Stated exercise:
Restate the full listing word for word and leave the pictures out.

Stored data
+ + + + + + +
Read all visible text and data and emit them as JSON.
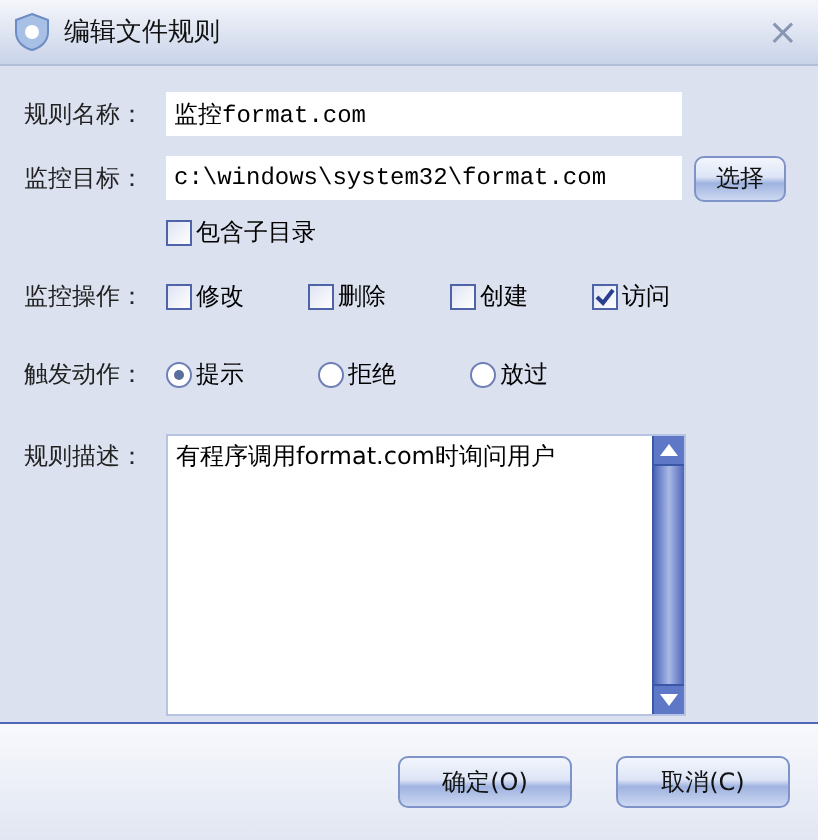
{
  "window": {
    "title": "编辑文件规则",
    "close": "×"
  },
  "fields": [
    {
      "label": "规则名称：",
      "value": "监控format.com"
    },
    {
      "label": "监控目标：",
      "value": "c:\\windows\\system32\\format.com",
      "button": "选择"
    }
  ],
  "include_subdirs": {
    "label": "包含子目录",
    "checked": false
  },
  "operations": {
    "label": "监控操作：",
    "items": [
      {
        "label": "修改",
        "checked": false
      },
      {
        "label": "删除",
        "checked": false
      },
      {
        "label": "创建",
        "checked": false
      },
      {
        "label": "访问",
        "checked": true
      }
    ]
  },
  "trigger": {
    "label": "触发动作：",
    "items": [
      {
        "label": "提示",
        "selected": true
      },
      {
        "label": "拒绝",
        "selected": false
      },
      {
        "label": "放过",
        "selected": false
      }
    ]
  },
  "description": {
    "label": "规则描述：",
    "value": "有程序调用format.com时询问用户"
  },
  "buttons": [
    "确定(O)",
    "取消(C)"
  ]
}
+ + + + + + +
Correct output:
Read all visible text and data and emit them as JSON.
{
  "window": {
    "title": "编辑文件规则",
    "close": "×"
  },
  "fields": [
    {
      "label": "规则名称：",
      "value": "监控format.com"
    },
    {
      "label": "监控目标：",
      "value": "c:\\windows\\system32\\format.com",
      "button": "选择"
    }
  ],
  "include_subdirs": {
    "label": "包含子目录",
    "checked": false
  },
  "operations": {
    "label": "监控操作：",
    "items": [
      {
        "label": "修改",
        "checked": false
      },
      {
        "label": "删除",
        "checked": false
      },
      {
        "label": "创建",
        "checked": false
      },
      {
        "label": "访问",
        "checked": true
      }
    ]
  },
  "trigger": {
    "label": "触发动作：",
    "items": [
      {
        "label": "提示",
        "selected": true
      },
      {
        "label": "拒绝",
        "selected": false
      },
      {
        "label": "放过",
        "selected": false
      }
    ]
  },
  "description": {
    "label": "规则描述：",
    "value": "有程序调用format.com时询问用户"
  },
  "buttons": [
    "确定(O)",
    "取消(C)"
  ]
}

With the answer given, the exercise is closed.